REQUIRED WORK
Render every entry exactly as it appears.

SOURCE DATA
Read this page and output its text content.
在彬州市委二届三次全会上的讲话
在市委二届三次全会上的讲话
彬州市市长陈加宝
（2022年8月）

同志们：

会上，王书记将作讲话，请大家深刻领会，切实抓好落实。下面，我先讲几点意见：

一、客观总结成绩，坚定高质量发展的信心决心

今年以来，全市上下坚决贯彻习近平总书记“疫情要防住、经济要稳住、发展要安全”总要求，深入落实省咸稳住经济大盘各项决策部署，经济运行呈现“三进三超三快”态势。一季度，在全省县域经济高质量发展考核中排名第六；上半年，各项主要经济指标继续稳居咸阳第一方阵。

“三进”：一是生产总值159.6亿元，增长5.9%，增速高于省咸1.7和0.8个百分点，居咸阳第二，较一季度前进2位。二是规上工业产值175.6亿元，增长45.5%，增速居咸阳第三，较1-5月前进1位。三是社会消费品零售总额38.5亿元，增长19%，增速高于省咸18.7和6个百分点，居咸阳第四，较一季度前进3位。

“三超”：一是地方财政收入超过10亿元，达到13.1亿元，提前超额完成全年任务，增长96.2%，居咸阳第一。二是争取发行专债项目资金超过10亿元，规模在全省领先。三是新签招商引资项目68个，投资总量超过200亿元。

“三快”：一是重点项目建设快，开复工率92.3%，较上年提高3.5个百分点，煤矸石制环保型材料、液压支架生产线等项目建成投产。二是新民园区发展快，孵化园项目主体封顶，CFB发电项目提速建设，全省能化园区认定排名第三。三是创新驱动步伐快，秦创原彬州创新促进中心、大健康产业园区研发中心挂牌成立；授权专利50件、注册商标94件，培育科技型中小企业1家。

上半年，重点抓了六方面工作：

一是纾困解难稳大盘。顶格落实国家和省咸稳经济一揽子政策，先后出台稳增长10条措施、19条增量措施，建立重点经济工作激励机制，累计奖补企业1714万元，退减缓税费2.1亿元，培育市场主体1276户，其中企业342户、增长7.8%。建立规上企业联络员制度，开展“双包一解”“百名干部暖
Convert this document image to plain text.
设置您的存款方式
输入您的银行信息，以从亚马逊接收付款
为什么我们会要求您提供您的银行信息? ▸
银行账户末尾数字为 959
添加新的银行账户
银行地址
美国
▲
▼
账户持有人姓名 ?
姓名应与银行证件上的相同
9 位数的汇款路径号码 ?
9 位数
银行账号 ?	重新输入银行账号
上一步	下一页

ANSWER BELOW
Read this page and output its text content.
在彬州市委二届三次全会上的讲话
在市委二届三次全会上的讲话
彬州市市长陈加宝
（2022年8月）

同志们：

会上，王书记将作讲话，请大家深刻领会，切实抓好落实。下面，我先讲几点意见：

一、客观总结成绩，坚定高质量发展的信心决心

今年以来，全市上下坚决贯彻习近平总书记“疫情要防住、经济要稳住、发展要安全”总要求，深入落实省咸稳住经济大盘各项决策部署，经济运行呈现“三进三超三快”态势。一季度，在全省县域经济高质量发展考核中排名第六；上半年，各项主要经济指标继续稳居咸阳第一方阵。

“三进”：一是生产总值159.6亿元，增长5.9%，增速高于省咸1.7和0.8个百分点，居咸阳第二，较一季度前进2位。二是规上工业产值175.6亿元，增长45.5%，增速居咸阳第三，较1-5月前进1位。三是社会消费品零售总额38.5亿元，增长19%，增速高于省咸18.7和6个百分点，居咸阳第四，较一季度前进3位。

“三超”：一是地方财政收入超过10亿元，达到13.1亿元，提前超额完成全年任务，增长96.2%，居咸阳第一。二是争取发行专债项目资金超过10亿元，规模在全省领先。三是新签招商引资项目68个，投资总量超过200亿元。

“三快”：一是重点项目建设快，开复工率92.3%，较上年提高3.5个百分点，煤矸石制环保型材料、液压支架生产线等项目建成投产。二是新民园区发展快，孵化园项目主体封顶，CFB发电项目提速建设，全省能化园区认定排名第三。三是创新驱动步伐快，秦创原彬州创新促进中心、大健康产业园区研发中心挂牌成立；授权专利50件、注册商标94件，培育科技型中小企业1家。

上半年，重点抓了六方面工作：

一是纾困解难稳大盘。顶格落实国家和省咸稳经济一揽子政策，先后出台稳增长10条措施、19条增量措施，建立重点经济工作激励机制，累计奖补企业1714万元，退减缓税费2.1亿元，培育市场主体1276户，其中企业342户、增长7.8%。建立规上企业联络员制度，开展“双包一解”“百名干部暖
Convert this document image to plain text.
设置您的存款方式
输入您的银行信息，以从亚马逊接收付款
为什么我们会要求您提供您的银行信息? ▸
银行账户末尾数字为 959
添加新的银行账户
银行地址
美国
▲
▼
账户持有人姓名 ?
姓名应与银行证件上的相同
9 位数的汇款路径号码 ?
9 位数
银行账号 ?	重新输入银行账号
上一步	下一页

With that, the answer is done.